• [Exercise aim]:
Leave out the pictures and restate the rest of the data exactly.

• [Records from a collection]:
···

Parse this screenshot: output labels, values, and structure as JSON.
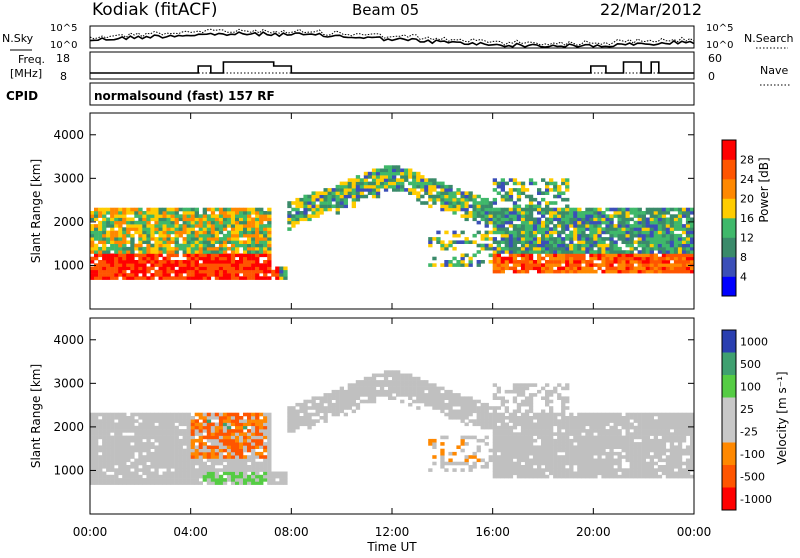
{
  "header": {
    "station": "Kodiak (fitACF)",
    "beam": "Beam 05",
    "date": "22/Mar/2012"
  },
  "noise_panel": {
    "left_label": "N.Sky",
    "right_label": "N.Search",
    "left_ticks": [
      "10^5",
      "10^0"
    ],
    "right_ticks": [
      "10^5",
      "10^0"
    ]
  },
  "freq_panel": {
    "left_label_line1": "Freq.",
    "left_label_line2": "[MHz]",
    "right_label": "Nave",
    "left_ticks": [
      "18",
      "8"
    ],
    "right_ticks": [
      "60",
      "0"
    ]
  },
  "cpid_panel": {
    "label": "CPID",
    "text": "normalsound (fast) 157 RF"
  },
  "colors": {
    "power": [
      "#0000ff",
      "#3b4fb8",
      "#3a8a6a",
      "#3fb86a",
      "#ffcc00",
      "#ff8800",
      "#ff5500",
      "#ff0000"
    ],
    "velocity": [
      "#ff0000",
      "#ff5500",
      "#ff8800",
      "#c8c8c8",
      "#c8c8c8",
      "#55cc44",
      "#3fa070",
      "#2a3fb0"
    ],
    "ground_scatter": "#c0c0c0"
  },
  "chart_data": [
    {
      "type": "heatmap",
      "name": "power",
      "ylabel": "Slant Range [km]",
      "yticks": [
        "1000",
        "2000",
        "3000",
        "4000"
      ],
      "ylim": [
        0,
        4500
      ],
      "xlim": [
        0,
        24
      ],
      "colorbar_label": "Power [dB]",
      "colorbar_ticks": [
        "4",
        "8",
        "12",
        "16",
        "20",
        "24",
        "28"
      ],
      "colorbar_range": [
        0,
        32
      ]
    },
    {
      "type": "heatmap",
      "name": "velocity",
      "ylabel": "Slant Range [km]",
      "yticks": [
        "1000",
        "2000",
        "3000",
        "4000"
      ],
      "ylim": [
        0,
        4500
      ],
      "xlim": [
        0,
        24
      ],
      "colorbar_label": "Velocity [m s⁻¹]",
      "colorbar_ticks": [
        "1000",
        "500",
        "100",
        "25",
        "-25",
        "-100",
        "-500",
        "-1000"
      ]
    }
  ],
  "xaxis": {
    "ticks": [
      "00:00",
      "04:00",
      "08:00",
      "12:00",
      "16:00",
      "20:00",
      "00:00"
    ],
    "label": "Time UT"
  }
}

···

• [Response to this exercise]:
Parse this screenshot: output labels, values, and structure as JSON.
{
  "header": {
    "station": "Kodiak (fitACF)",
    "beam": "Beam 05",
    "date": "22/Mar/2012"
  },
  "noise_panel": {
    "left_label": "N.Sky",
    "right_label": "N.Search",
    "left_ticks": [
      "10^5",
      "10^0"
    ],
    "right_ticks": [
      "10^5",
      "10^0"
    ]
  },
  "freq_panel": {
    "left_label_line1": "Freq.",
    "left_label_line2": "[MHz]",
    "right_label": "Nave",
    "left_ticks": [
      "18",
      "8"
    ],
    "right_ticks": [
      "60",
      "0"
    ]
  },
  "cpid_panel": {
    "label": "CPID",
    "text": "normalsound (fast) 157 RF"
  },
  "colors": {
    "power": [
      "#0000ff",
      "#3b4fb8",
      "#3a8a6a",
      "#3fb86a",
      "#ffcc00",
      "#ff8800",
      "#ff5500",
      "#ff0000"
    ],
    "velocity": [
      "#ff0000",
      "#ff5500",
      "#ff8800",
      "#c8c8c8",
      "#c8c8c8",
      "#55cc44",
      "#3fa070",
      "#2a3fb0"
    ],
    "ground_scatter": "#c0c0c0"
  },
  "chart_data": [
    {
      "type": "heatmap",
      "name": "power",
      "ylabel": "Slant Range [km]",
      "yticks": [
        "1000",
        "2000",
        "3000",
        "4000"
      ],
      "ylim": [
        0,
        4500
      ],
      "xlim": [
        0,
        24
      ],
      "colorbar_label": "Power [dB]",
      "colorbar_ticks": [
        "4",
        "8",
        "12",
        "16",
        "20",
        "24",
        "28"
      ],
      "colorbar_range": [
        0,
        32
      ]
    },
    {
      "type": "heatmap",
      "name": "velocity",
      "ylabel": "Slant Range [km]",
      "yticks": [
        "1000",
        "2000",
        "3000",
        "4000"
      ],
      "ylim": [
        0,
        4500
      ],
      "xlim": [
        0,
        24
      ],
      "colorbar_label": "Velocity [m s⁻¹]",
      "colorbar_ticks": [
        "1000",
        "500",
        "100",
        "25",
        "-25",
        "-100",
        "-500",
        "-1000"
      ]
    }
  ],
  "xaxis": {
    "ticks": [
      "00:00",
      "04:00",
      "08:00",
      "12:00",
      "16:00",
      "20:00",
      "00:00"
    ],
    "label": "Time UT"
  }
}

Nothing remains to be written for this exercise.